● **PROBLEM REQUIREMENTS**
Below are the records; collect from them each line containing the string "есть".

Dataset records
▬▬▬

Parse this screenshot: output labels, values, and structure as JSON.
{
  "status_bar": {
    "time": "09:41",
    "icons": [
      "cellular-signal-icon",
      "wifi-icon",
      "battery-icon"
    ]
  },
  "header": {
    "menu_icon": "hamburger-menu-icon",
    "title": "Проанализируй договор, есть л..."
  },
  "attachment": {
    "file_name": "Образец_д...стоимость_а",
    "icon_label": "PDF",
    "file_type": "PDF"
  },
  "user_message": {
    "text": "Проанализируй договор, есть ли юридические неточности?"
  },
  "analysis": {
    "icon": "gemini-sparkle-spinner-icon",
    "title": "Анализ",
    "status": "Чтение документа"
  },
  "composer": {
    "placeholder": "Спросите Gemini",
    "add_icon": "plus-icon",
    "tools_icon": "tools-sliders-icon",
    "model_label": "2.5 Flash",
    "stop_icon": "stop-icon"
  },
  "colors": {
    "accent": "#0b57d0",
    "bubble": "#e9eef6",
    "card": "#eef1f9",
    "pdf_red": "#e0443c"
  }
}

▬▬▬

● **SOLUTION TO THIS EXERCISE**
    "title": "Проанализируй договор, есть л..."
    "text": "Проанализируй договор, есть ли юридические неточности?"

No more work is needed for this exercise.